### INSTRUCTIONS FOR THE TASK
In the entries below, find every line with "我是职田中学名片" and copy it.

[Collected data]

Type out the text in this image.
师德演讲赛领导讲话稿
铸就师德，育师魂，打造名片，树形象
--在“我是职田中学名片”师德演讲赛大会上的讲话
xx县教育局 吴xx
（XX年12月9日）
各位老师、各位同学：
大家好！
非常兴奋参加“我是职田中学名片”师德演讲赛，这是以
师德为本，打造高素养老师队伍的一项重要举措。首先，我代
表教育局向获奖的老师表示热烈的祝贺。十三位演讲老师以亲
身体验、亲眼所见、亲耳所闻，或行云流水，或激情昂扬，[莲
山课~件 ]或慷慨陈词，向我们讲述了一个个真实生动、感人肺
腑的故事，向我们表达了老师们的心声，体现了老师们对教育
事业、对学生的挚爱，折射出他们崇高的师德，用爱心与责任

### SOLUTION
--在“我是职田中学名片”师德演讲赛大会上的讲话
非常兴奋参加“我是职田中学名片”师德演讲赛，这是以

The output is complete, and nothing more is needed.